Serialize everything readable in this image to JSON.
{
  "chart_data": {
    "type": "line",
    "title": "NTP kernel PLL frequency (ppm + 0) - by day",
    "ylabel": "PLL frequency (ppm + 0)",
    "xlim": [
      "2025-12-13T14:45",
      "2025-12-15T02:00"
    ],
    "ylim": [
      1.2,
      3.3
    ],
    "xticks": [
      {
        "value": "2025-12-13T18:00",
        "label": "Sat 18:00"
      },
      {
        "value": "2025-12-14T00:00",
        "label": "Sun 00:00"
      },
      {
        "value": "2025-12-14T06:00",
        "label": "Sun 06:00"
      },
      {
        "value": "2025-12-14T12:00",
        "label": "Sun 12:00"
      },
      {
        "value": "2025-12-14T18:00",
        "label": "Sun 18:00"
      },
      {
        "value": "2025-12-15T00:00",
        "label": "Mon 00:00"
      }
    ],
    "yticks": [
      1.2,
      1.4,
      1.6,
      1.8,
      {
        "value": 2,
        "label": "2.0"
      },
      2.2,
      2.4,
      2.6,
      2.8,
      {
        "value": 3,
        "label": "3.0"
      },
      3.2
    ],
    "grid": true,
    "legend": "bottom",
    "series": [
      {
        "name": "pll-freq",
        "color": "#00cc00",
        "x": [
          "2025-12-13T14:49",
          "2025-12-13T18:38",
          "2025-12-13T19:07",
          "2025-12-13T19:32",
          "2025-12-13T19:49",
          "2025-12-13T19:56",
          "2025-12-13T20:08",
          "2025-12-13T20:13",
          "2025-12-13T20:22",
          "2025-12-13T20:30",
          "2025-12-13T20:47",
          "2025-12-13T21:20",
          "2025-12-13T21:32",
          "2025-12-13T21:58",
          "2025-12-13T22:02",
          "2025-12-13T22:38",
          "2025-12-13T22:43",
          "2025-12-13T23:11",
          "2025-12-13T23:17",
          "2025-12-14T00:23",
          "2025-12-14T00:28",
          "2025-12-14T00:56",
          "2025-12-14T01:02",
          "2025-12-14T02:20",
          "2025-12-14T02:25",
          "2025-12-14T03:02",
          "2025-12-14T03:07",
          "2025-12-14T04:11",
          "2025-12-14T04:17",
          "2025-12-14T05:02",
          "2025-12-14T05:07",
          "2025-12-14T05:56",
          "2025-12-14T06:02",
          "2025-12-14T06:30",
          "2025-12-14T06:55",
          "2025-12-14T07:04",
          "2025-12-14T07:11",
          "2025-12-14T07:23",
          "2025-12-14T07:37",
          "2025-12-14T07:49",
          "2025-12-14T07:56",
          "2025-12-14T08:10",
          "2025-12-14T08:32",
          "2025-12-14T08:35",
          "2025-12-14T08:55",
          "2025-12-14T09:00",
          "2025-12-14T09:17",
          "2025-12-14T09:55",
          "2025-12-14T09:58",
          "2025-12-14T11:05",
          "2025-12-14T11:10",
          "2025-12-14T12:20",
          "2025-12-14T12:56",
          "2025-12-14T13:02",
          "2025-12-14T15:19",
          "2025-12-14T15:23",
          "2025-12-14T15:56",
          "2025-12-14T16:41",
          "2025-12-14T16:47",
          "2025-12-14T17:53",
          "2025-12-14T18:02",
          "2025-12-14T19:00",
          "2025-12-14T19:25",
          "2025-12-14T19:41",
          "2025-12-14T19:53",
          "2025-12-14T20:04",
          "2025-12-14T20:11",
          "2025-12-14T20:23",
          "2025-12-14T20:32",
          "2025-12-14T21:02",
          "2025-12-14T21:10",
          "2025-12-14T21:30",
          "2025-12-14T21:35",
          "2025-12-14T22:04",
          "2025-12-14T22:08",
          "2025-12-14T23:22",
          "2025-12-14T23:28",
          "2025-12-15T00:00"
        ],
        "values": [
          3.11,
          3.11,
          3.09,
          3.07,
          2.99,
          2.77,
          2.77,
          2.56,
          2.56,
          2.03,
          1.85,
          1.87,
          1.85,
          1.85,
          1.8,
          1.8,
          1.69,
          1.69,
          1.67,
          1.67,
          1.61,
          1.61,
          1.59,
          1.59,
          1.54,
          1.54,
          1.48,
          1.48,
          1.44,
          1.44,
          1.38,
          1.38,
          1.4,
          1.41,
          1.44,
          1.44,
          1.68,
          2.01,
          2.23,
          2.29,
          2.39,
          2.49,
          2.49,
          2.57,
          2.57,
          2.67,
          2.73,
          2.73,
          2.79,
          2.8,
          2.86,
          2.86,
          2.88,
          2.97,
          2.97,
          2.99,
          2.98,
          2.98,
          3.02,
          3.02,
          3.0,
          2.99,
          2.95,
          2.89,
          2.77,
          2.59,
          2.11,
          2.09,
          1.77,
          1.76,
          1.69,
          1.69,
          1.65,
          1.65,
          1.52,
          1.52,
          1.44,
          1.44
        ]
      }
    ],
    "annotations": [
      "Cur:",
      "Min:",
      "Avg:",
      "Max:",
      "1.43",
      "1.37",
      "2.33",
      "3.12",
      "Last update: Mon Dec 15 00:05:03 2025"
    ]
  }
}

## CHALLENGE:
Pull out each record as written and restate it exactly.

## EXPECTED OUTPUT:
Serialize everything readable in this image to JSON.
{
  "chart_data": {
    "type": "line",
    "title": "NTP kernel PLL frequency (ppm + 0) - by day",
    "ylabel": "PLL frequency (ppm + 0)",
    "xlim": [
      "2025-12-13T14:45",
      "2025-12-15T02:00"
    ],
    "ylim": [
      1.2,
      3.3
    ],
    "xticks": [
      {
        "value": "2025-12-13T18:00",
        "label": "Sat 18:00"
      },
      {
        "value": "2025-12-14T00:00",
        "label": "Sun 00:00"
      },
      {
        "value": "2025-12-14T06:00",
        "label": "Sun 06:00"
      },
      {
        "value": "2025-12-14T12:00",
        "label": "Sun 12:00"
      },
      {
        "value": "2025-12-14T18:00",
        "label": "Sun 18:00"
      },
      {
        "value": "2025-12-15T00:00",
        "label": "Mon 00:00"
      }
    ],
    "yticks": [
      1.2,
      1.4,
      1.6,
      1.8,
      {
        "value": 2,
        "label": "2.0"
      },
      2.2,
      2.4,
      2.6,
      2.8,
      {
        "value": 3,
        "label": "3.0"
      },
      3.2
    ],
    "grid": true,
    "legend": "bottom",
    "series": [
      {
        "name": "pll-freq",
        "color": "#00cc00",
        "x": [
          "2025-12-13T14:49",
          "2025-12-13T18:38",
          "2025-12-13T19:07",
          "2025-12-13T19:32",
          "2025-12-13T19:49",
          "2025-12-13T19:56",
          "2025-12-13T20:08",
          "2025-12-13T20:13",
          "2025-12-13T20:22",
          "2025-12-13T20:30",
          "2025-12-13T20:47",
          "2025-12-13T21:20",
          "2025-12-13T21:32",
          "2025-12-13T21:58",
          "2025-12-13T22:02",
          "2025-12-13T22:38",
          "2025-12-13T22:43",
          "2025-12-13T23:11",
          "2025-12-13T23:17",
          "2025-12-14T00:23",
          "2025-12-14T00:28",
          "2025-12-14T00:56",
          "2025-12-14T01:02",
          "2025-12-14T02:20",
          "2025-12-14T02:25",
          "2025-12-14T03:02",
          "2025-12-14T03:07",
          "2025-12-14T04:11",
          "2025-12-14T04:17",
          "2025-12-14T05:02",
          "2025-12-14T05:07",
          "2025-12-14T05:56",
          "2025-12-14T06:02",
          "2025-12-14T06:30",
          "2025-12-14T06:55",
          "2025-12-14T07:04",
          "2025-12-14T07:11",
          "2025-12-14T07:23",
          "2025-12-14T07:37",
          "2025-12-14T07:49",
          "2025-12-14T07:56",
          "2025-12-14T08:10",
          "2025-12-14T08:32",
          "2025-12-14T08:35",
          "2025-12-14T08:55",
          "2025-12-14T09:00",
          "2025-12-14T09:17",
          "2025-12-14T09:55",
          "2025-12-14T09:58",
          "2025-12-14T11:05",
          "2025-12-14T11:10",
          "2025-12-14T12:20",
          "2025-12-14T12:56",
          "2025-12-14T13:02",
          "2025-12-14T15:19",
          "2025-12-14T15:23",
          "2025-12-14T15:56",
          "2025-12-14T16:41",
          "2025-12-14T16:47",
          "2025-12-14T17:53",
          "2025-12-14T18:02",
          "2025-12-14T19:00",
          "2025-12-14T19:25",
          "2025-12-14T19:41",
          "2025-12-14T19:53",
          "2025-12-14T20:04",
          "2025-12-14T20:11",
          "2025-12-14T20:23",
          "2025-12-14T20:32",
          "2025-12-14T21:02",
          "2025-12-14T21:10",
          "2025-12-14T21:30",
          "2025-12-14T21:35",
          "2025-12-14T22:04",
          "2025-12-14T22:08",
          "2025-12-14T23:22",
          "2025-12-14T23:28",
          "2025-12-15T00:00"
        ],
        "values": [
          3.11,
          3.11,
          3.09,
          3.07,
          2.99,
          2.77,
          2.77,
          2.56,
          2.56,
          2.03,
          1.85,
          1.87,
          1.85,
          1.85,
          1.8,
          1.8,
          1.69,
          1.69,
          1.67,
          1.67,
          1.61,
          1.61,
          1.59,
          1.59,
          1.54,
          1.54,
          1.48,
          1.48,
          1.44,
          1.44,
          1.38,
          1.38,
          1.4,
          1.41,
          1.44,
          1.44,
          1.68,
          2.01,
          2.23,
          2.29,
          2.39,
          2.49,
          2.49,
          2.57,
          2.57,
          2.67,
          2.73,
          2.73,
          2.79,
          2.8,
          2.86,
          2.86,
          2.88,
          2.97,
          2.97,
          2.99,
          2.98,
          2.98,
          3.02,
          3.02,
          3.0,
          2.99,
          2.95,
          2.89,
          2.77,
          2.59,
          2.11,
          2.09,
          1.77,
          1.76,
          1.69,
          1.69,
          1.65,
          1.65,
          1.52,
          1.52,
          1.44,
          1.44
        ]
      }
    ],
    "annotations": [
      "Cur:",
      "Min:",
      "Avg:",
      "Max:",
      "1.43",
      "1.37",
      "2.33",
      "3.12",
      "Last update: Mon Dec 15 00:05:03 2025"
    ]
  }
}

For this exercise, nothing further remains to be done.